• THE TASK: Please retype the records below exactly, leaving out any pictures.

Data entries
_ _ _ _

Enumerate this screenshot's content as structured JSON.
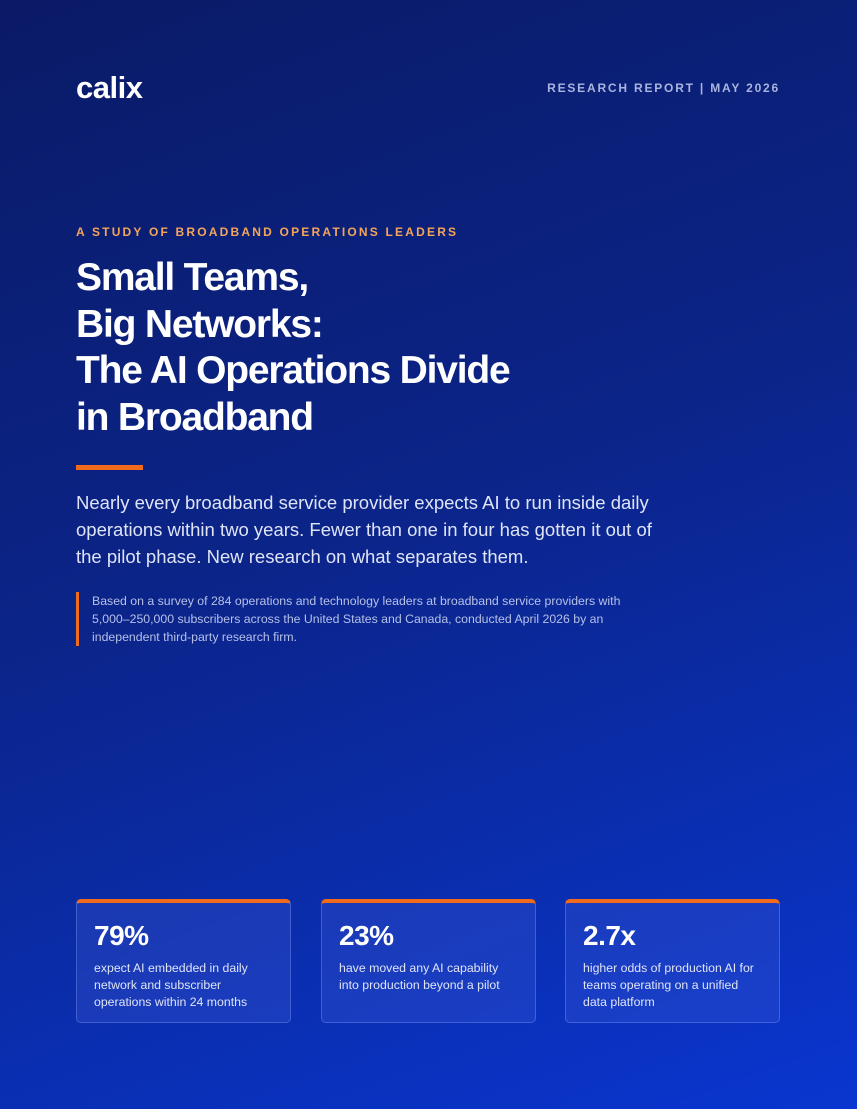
{
  "header": {
    "logo": "calix",
    "meta": "RESEARCH REPORT | MAY 2026"
  },
  "hero": {
    "eyebrow": "A STUDY OF BROADBAND OPERATIONS LEADERS",
    "title_lines": [
      "Small Teams,",
      "Big Networks:",
      "The AI Operations Divide",
      "in Broadband"
    ],
    "lead": "Nearly every broadband service provider expects AI to run inside daily operations within two years. Fewer than one in four has gotten it out of the pilot phase. New research on what separates them.",
    "note": "Based on a survey of 284 operations and technology leaders at broadband service providers with 5,000–250,000 subscribers across the United States and Canada, conducted April 2026 by an independent third-party research firm."
  },
  "stats": [
    {
      "value": "79%",
      "label": "expect AI embedded in daily network and subscriber operations within 24 months"
    },
    {
      "value": "23%",
      "label": "have moved any AI capability into production beyond a pilot"
    },
    {
      "value": "2.7x",
      "label": "higher odds of production AI for teams operating on a unified data platform"
    }
  ]
}
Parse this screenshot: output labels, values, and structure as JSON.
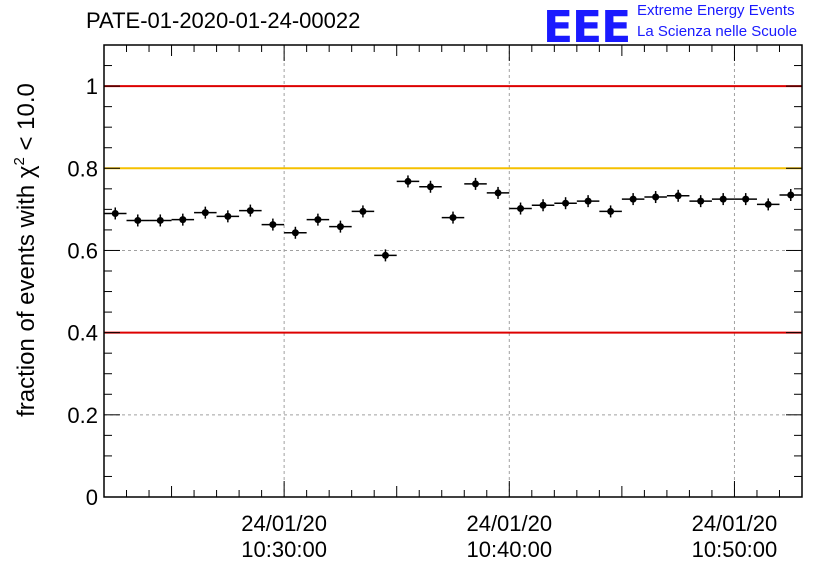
{
  "header": {
    "run_title": "PATE-01-2020-01-24-00022",
    "logo_mark": "EEE",
    "logo_line1": "Extreme Energy Events",
    "logo_line2": "La Scienza nelle Scuole"
  },
  "chart_data": {
    "type": "scatter",
    "title": "PATE-01-2020-01-24-00022",
    "ylabel": "fraction of events with χ² < 10.0",
    "ylim": [
      0,
      1.1
    ],
    "yticks": [
      0,
      0.2,
      0.4,
      0.6,
      0.8,
      1
    ],
    "ytick_labels": [
      "0",
      "0.2",
      "0.4",
      "0.6",
      "0.8",
      "1"
    ],
    "xlim": [
      "2020-01-24 10:22:00",
      "2020-01-24 10:53:00"
    ],
    "xtick_labels": [
      {
        "date": "24/01/20",
        "time": "10:30:00"
      },
      {
        "date": "24/01/20",
        "time": "10:40:00"
      },
      {
        "date": "24/01/20",
        "time": "10:50:00"
      }
    ],
    "xtick_times": [
      "2020-01-24 10:30:00",
      "2020-01-24 10:40:00",
      "2020-01-24 10:50:00"
    ],
    "grid": true,
    "reference_lines": [
      {
        "y": 1.0,
        "color": "#dd0000"
      },
      {
        "y": 0.8,
        "color": "#f5c000"
      },
      {
        "y": 0.4,
        "color": "#dd0000"
      }
    ],
    "points": [
      {
        "x": "2020-01-24 10:22:30",
        "y": 0.69
      },
      {
        "x": "2020-01-24 10:23:30",
        "y": 0.673
      },
      {
        "x": "2020-01-24 10:24:30",
        "y": 0.673
      },
      {
        "x": "2020-01-24 10:25:30",
        "y": 0.675
      },
      {
        "x": "2020-01-24 10:26:30",
        "y": 0.692
      },
      {
        "x": "2020-01-24 10:27:30",
        "y": 0.683
      },
      {
        "x": "2020-01-24 10:28:30",
        "y": 0.697
      },
      {
        "x": "2020-01-24 10:29:30",
        "y": 0.663
      },
      {
        "x": "2020-01-24 10:30:30",
        "y": 0.643
      },
      {
        "x": "2020-01-24 10:31:30",
        "y": 0.675
      },
      {
        "x": "2020-01-24 10:32:30",
        "y": 0.658
      },
      {
        "x": "2020-01-24 10:33:30",
        "y": 0.695
      },
      {
        "x": "2020-01-24 10:34:30",
        "y": 0.588
      },
      {
        "x": "2020-01-24 10:35:30",
        "y": 0.768
      },
      {
        "x": "2020-01-24 10:36:30",
        "y": 0.755
      },
      {
        "x": "2020-01-24 10:37:30",
        "y": 0.68
      },
      {
        "x": "2020-01-24 10:38:30",
        "y": 0.762
      },
      {
        "x": "2020-01-24 10:39:30",
        "y": 0.74
      },
      {
        "x": "2020-01-24 10:40:30",
        "y": 0.702
      },
      {
        "x": "2020-01-24 10:41:30",
        "y": 0.71
      },
      {
        "x": "2020-01-24 10:42:30",
        "y": 0.715
      },
      {
        "x": "2020-01-24 10:43:30",
        "y": 0.72
      },
      {
        "x": "2020-01-24 10:44:30",
        "y": 0.695
      },
      {
        "x": "2020-01-24 10:45:30",
        "y": 0.725
      },
      {
        "x": "2020-01-24 10:46:30",
        "y": 0.73
      },
      {
        "x": "2020-01-24 10:47:30",
        "y": 0.733
      },
      {
        "x": "2020-01-24 10:48:30",
        "y": 0.72
      },
      {
        "x": "2020-01-24 10:49:30",
        "y": 0.725
      },
      {
        "x": "2020-01-24 10:50:30",
        "y": 0.725
      },
      {
        "x": "2020-01-24 10:51:30",
        "y": 0.712
      },
      {
        "x": "2020-01-24 10:52:30",
        "y": 0.735
      }
    ]
  }
}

_ _ _ _

• RESULT:
Enumerate this screenshot's content as structured JSON.
{
  "header": {
    "logo": "calix",
    "meta": "RESEARCH REPORT | MAY 2026"
  },
  "hero": {
    "eyebrow": "A STUDY OF BROADBAND OPERATIONS LEADERS",
    "title_lines": [
      "Small Teams,",
      "Big Networks:",
      "The AI Operations Divide",
      "in Broadband"
    ],
    "lead": "Nearly every broadband service provider expects AI to run inside daily operations within two years. Fewer than one in four has gotten it out of the pilot phase. New research on what separates them.",
    "note": "Based on a survey of 284 operations and technology leaders at broadband service providers with 5,000–250,000 subscribers across the United States and Canada, conducted April 2026 by an independent third-party research firm."
  },
  "stats": [
    {
      "value": "79%",
      "label": "expect AI embedded in daily network and subscriber operations within 24 months"
    },
    {
      "value": "23%",
      "label": "have moved any AI capability into production beyond a pilot"
    },
    {
      "value": "2.7x",
      "label": "higher odds of production AI for teams operating on a unified data platform"
    }
  ]
}
Parse this screenshot: output labels, values, and structure as JSON.
{
  "header": {
    "run_title": "PATE-01-2020-01-24-00022",
    "logo_mark": "EEE",
    "logo_line1": "Extreme Energy Events",
    "logo_line2": "La Scienza nelle Scuole"
  },
  "chart_data": {
    "type": "scatter",
    "title": "PATE-01-2020-01-24-00022",
    "ylabel": "fraction of events with χ² < 10.0",
    "ylim": [
      0,
      1.1
    ],
    "yticks": [
      0,
      0.2,
      0.4,
      0.6,
      0.8,
      1
    ],
    "ytick_labels": [
      "0",
      "0.2",
      "0.4",
      "0.6",
      "0.8",
      "1"
    ],
    "xlim": [
      "2020-01-24 10:22:00",
      "2020-01-24 10:53:00"
    ],
    "xtick_labels": [
      {
        "date": "24/01/20",
        "time": "10:30:00"
      },
      {
        "date": "24/01/20",
        "time": "10:40:00"
      },
      {
        "date": "24/01/20",
        "time": "10:50:00"
      }
    ],
    "xtick_times": [
      "2020-01-24 10:30:00",
      "2020-01-24 10:40:00",
      "2020-01-24 10:50:00"
    ],
    "grid": true,
    "reference_lines": [
      {
        "y": 1.0,
        "color": "#dd0000"
      },
      {
        "y": 0.8,
        "color": "#f5c000"
      },
      {
        "y": 0.4,
        "color": "#dd0000"
      }
    ],
    "points": [
      {
        "x": "2020-01-24 10:22:30",
        "y": 0.69
      },
      {
        "x": "2020-01-24 10:23:30",
        "y": 0.673
      },
      {
        "x": "2020-01-24 10:24:30",
        "y": 0.673
      },
      {
        "x": "2020-01-24 10:25:30",
        "y": 0.675
      },
      {
        "x": "2020-01-24 10:26:30",
        "y": 0.692
      },
      {
        "x": "2020-01-24 10:27:30",
        "y": 0.683
      },
      {
        "x": "2020-01-24 10:28:30",
        "y": 0.697
      },
      {
        "x": "2020-01-24 10:29:30",
        "y": 0.663
      },
      {
        "x": "2020-01-24 10:30:30",
        "y": 0.643
      },
      {
        "x": "2020-01-24 10:31:30",
        "y": 0.675
      },
      {
        "x": "2020-01-24 10:32:30",
        "y": 0.658
      },
      {
        "x": "2020-01-24 10:33:30",
        "y": 0.695
      },
      {
        "x": "2020-01-24 10:34:30",
        "y": 0.588
      },
      {
        "x": "2020-01-24 10:35:30",
        "y": 0.768
      },
      {
        "x": "2020-01-24 10:36:30",
        "y": 0.755
      },
      {
        "x": "2020-01-24 10:37:30",
        "y": 0.68
      },
      {
        "x": "2020-01-24 10:38:30",
        "y": 0.762
      },
      {
        "x": "2020-01-24 10:39:30",
        "y": 0.74
      },
      {
        "x": "2020-01-24 10:40:30",
        "y": 0.702
      },
      {
        "x": "2020-01-24 10:41:30",
        "y": 0.71
      },
      {
        "x": "2020-01-24 10:42:30",
        "y": 0.715
      },
      {
        "x": "2020-01-24 10:43:30",
        "y": 0.72
      },
      {
        "x": "2020-01-24 10:44:30",
        "y": 0.695
      },
      {
        "x": "2020-01-24 10:45:30",
        "y": 0.725
      },
      {
        "x": "2020-01-24 10:46:30",
        "y": 0.73
      },
      {
        "x": "2020-01-24 10:47:30",
        "y": 0.733
      },
      {
        "x": "2020-01-24 10:48:30",
        "y": 0.72
      },
      {
        "x": "2020-01-24 10:49:30",
        "y": 0.725
      },
      {
        "x": "2020-01-24 10:50:30",
        "y": 0.725
      },
      {
        "x": "2020-01-24 10:51:30",
        "y": 0.712
      },
      {
        "x": "2020-01-24 10:52:30",
        "y": 0.735
      }
    ]
  }
}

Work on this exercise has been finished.